<<<<
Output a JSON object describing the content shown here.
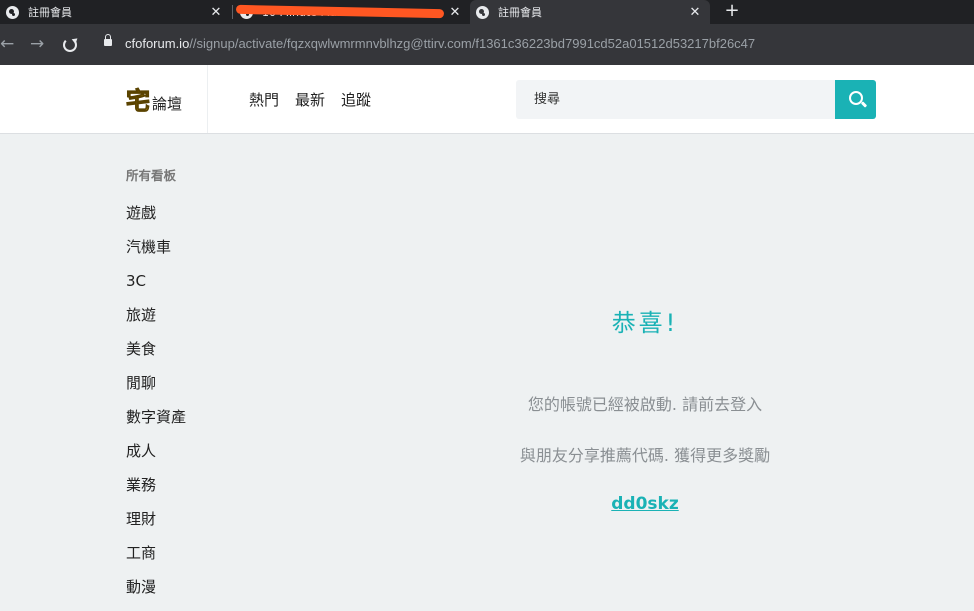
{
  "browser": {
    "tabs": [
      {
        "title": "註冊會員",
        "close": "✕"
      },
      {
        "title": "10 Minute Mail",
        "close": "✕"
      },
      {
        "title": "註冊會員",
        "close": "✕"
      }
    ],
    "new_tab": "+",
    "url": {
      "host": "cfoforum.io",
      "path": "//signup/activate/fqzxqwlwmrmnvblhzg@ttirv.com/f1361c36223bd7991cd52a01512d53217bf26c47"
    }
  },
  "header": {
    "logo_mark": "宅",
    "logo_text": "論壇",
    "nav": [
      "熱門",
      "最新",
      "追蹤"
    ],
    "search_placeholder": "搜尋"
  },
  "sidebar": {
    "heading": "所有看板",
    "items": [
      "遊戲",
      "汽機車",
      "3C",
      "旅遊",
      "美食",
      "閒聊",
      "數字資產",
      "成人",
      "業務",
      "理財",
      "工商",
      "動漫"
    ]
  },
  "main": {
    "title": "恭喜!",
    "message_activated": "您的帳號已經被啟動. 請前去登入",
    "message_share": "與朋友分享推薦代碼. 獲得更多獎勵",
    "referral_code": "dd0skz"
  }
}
>>>>
> [Exercise details]
Tally every line of the listing that holds the string "title", then give the number by itself.

> [Completed exercise]
4